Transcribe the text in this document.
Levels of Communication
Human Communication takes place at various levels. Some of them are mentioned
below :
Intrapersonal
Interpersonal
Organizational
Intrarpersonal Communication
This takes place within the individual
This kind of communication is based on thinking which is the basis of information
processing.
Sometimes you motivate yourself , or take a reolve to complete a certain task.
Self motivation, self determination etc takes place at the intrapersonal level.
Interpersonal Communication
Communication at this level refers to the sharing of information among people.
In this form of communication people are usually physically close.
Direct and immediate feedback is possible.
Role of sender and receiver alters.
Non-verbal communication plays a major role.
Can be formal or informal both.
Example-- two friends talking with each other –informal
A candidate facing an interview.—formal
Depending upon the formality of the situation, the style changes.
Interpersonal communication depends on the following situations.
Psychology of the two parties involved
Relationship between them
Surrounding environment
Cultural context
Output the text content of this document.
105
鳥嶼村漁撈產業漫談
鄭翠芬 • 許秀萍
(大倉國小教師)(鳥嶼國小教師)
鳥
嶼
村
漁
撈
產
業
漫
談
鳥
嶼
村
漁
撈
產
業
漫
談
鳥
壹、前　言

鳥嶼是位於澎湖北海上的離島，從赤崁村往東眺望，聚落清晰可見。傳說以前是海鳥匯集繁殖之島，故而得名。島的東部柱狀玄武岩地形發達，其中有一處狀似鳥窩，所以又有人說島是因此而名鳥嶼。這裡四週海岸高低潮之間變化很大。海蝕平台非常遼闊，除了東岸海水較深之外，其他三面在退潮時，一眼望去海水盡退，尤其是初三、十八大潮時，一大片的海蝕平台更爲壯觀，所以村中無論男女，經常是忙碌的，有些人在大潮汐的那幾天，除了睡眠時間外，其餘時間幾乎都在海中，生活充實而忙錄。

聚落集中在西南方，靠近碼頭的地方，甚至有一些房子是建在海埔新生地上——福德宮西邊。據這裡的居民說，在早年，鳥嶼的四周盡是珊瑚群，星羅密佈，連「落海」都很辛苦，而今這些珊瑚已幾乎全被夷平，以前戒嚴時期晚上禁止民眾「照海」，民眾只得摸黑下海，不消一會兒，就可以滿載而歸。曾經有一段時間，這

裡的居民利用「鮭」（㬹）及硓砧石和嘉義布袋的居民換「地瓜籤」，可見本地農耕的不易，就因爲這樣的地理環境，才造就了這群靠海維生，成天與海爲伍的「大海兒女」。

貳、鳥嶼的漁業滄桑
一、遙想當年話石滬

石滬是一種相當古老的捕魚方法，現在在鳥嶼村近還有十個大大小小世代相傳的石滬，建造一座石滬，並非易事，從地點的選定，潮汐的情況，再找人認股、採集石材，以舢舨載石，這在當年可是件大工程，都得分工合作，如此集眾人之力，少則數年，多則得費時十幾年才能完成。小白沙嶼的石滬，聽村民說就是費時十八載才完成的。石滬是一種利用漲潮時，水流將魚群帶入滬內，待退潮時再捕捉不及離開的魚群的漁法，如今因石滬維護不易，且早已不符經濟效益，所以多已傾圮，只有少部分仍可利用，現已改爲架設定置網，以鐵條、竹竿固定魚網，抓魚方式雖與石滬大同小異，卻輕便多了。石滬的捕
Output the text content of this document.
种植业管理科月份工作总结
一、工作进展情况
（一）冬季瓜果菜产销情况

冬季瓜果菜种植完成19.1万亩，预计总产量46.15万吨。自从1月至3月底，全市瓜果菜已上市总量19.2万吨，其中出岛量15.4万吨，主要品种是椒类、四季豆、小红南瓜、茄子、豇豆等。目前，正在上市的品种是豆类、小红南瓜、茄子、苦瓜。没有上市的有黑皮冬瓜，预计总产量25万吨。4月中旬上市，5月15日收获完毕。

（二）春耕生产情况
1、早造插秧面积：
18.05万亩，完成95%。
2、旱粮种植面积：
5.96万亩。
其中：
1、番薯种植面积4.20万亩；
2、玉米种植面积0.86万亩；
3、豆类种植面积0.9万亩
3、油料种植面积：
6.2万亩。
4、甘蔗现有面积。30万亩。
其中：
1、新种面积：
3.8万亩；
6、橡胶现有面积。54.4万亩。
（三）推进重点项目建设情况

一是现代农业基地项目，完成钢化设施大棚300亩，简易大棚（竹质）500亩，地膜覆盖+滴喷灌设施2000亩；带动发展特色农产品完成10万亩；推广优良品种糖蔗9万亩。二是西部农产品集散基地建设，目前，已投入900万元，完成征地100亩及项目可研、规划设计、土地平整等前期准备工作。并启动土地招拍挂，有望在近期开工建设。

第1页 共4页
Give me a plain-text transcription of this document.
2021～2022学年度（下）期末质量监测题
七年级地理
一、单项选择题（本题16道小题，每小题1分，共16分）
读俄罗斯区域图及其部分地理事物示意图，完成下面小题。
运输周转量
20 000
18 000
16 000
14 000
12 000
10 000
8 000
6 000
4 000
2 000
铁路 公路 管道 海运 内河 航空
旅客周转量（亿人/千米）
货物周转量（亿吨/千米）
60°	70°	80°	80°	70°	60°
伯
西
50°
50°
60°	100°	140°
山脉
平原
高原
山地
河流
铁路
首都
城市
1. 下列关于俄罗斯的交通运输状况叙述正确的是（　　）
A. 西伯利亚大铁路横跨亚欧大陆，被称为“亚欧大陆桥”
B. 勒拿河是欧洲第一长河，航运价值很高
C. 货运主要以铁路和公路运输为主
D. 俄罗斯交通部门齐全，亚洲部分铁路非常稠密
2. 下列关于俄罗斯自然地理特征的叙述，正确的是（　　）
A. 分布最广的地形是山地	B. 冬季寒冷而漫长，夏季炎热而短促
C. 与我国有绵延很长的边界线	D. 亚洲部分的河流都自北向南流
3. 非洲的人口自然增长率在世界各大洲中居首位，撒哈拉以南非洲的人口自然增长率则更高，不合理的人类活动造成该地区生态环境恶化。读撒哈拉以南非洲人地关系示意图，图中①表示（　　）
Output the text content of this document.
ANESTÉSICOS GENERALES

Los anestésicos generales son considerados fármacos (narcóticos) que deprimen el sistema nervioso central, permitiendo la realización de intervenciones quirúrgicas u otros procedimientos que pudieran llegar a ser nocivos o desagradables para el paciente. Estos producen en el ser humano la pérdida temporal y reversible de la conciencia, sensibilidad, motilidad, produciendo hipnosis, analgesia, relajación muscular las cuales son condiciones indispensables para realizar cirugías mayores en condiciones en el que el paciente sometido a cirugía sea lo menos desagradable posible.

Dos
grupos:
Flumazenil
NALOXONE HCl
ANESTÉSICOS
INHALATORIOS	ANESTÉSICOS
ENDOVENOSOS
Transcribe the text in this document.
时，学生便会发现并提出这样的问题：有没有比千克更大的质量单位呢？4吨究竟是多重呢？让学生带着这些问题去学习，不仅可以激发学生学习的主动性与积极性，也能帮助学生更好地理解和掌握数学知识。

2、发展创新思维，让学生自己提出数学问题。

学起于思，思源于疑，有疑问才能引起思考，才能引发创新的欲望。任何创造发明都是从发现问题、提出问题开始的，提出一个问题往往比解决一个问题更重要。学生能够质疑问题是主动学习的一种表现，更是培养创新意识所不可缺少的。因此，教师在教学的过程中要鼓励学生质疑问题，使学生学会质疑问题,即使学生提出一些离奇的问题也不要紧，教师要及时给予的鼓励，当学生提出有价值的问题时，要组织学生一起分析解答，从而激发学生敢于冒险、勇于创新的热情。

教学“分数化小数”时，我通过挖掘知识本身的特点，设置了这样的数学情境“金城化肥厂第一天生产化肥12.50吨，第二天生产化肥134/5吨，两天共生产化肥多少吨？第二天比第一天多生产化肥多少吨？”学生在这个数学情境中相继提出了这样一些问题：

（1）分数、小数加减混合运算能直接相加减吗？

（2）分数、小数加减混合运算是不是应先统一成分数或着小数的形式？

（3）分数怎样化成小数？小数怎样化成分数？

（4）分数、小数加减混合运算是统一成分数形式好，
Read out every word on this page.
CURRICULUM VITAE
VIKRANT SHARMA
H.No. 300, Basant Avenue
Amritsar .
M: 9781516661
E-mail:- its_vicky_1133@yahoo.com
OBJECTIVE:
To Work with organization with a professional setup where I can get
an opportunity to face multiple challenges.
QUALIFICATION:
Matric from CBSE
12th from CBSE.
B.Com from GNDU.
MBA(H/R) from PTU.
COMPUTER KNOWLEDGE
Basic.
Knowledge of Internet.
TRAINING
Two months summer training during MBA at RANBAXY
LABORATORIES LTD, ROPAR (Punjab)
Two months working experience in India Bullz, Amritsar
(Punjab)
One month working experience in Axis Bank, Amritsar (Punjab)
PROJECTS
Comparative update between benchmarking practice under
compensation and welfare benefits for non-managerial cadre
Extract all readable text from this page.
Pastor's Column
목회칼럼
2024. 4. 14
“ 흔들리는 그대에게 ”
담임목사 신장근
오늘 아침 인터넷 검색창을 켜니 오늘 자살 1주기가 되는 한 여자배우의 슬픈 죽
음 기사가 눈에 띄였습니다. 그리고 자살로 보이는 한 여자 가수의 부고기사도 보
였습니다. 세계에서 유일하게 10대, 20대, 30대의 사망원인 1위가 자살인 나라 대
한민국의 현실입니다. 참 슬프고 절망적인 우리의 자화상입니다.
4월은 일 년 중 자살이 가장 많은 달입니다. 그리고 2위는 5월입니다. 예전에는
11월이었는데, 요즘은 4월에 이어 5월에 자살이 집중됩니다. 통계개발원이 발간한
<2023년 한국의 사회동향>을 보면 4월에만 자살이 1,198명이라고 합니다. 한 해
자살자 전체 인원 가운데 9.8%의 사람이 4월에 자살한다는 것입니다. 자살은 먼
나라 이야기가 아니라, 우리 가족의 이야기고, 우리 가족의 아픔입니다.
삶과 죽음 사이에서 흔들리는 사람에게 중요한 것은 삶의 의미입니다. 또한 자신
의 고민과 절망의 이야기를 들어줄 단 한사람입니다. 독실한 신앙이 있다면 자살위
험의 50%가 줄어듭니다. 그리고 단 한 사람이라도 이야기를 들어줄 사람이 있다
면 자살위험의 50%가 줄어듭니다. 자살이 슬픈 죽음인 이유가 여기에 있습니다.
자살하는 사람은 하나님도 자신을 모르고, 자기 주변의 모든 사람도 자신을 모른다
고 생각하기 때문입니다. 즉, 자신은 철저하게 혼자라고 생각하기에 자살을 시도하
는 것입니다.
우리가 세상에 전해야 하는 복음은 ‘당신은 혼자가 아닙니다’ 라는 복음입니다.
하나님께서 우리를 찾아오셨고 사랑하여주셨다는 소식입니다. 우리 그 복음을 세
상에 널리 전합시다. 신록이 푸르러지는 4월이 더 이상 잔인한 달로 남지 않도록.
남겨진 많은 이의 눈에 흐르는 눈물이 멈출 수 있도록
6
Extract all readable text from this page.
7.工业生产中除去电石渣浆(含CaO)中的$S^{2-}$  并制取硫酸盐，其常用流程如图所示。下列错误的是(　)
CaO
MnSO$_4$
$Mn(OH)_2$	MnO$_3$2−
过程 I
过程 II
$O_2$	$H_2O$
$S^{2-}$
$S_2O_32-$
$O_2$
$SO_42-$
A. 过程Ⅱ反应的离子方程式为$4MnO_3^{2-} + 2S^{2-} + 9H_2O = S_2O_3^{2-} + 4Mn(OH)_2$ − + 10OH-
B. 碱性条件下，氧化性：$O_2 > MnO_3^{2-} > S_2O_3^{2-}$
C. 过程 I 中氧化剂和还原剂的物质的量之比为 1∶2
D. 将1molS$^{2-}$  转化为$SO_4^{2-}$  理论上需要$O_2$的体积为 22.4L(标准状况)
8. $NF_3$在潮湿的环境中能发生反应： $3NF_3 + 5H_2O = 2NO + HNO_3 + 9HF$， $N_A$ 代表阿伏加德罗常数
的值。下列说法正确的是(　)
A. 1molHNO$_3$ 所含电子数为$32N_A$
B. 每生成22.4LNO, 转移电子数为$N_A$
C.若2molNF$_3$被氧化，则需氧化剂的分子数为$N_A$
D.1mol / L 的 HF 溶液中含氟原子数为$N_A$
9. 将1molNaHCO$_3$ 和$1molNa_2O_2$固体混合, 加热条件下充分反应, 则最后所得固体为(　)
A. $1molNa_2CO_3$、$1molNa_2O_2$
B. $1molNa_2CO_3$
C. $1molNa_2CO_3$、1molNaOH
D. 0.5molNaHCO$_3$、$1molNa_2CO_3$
---+---
Return all lines of the material above in which the word "이야기를" occurs.

의 고민과 절망의 이야기를 들어줄 단 한사람입니다. 독실한 신앙이 있다면 자살위
험의 50%가 줄어듭니다. 그리고 단 한 사람이라도 이야기를 들어줄 사람이 있다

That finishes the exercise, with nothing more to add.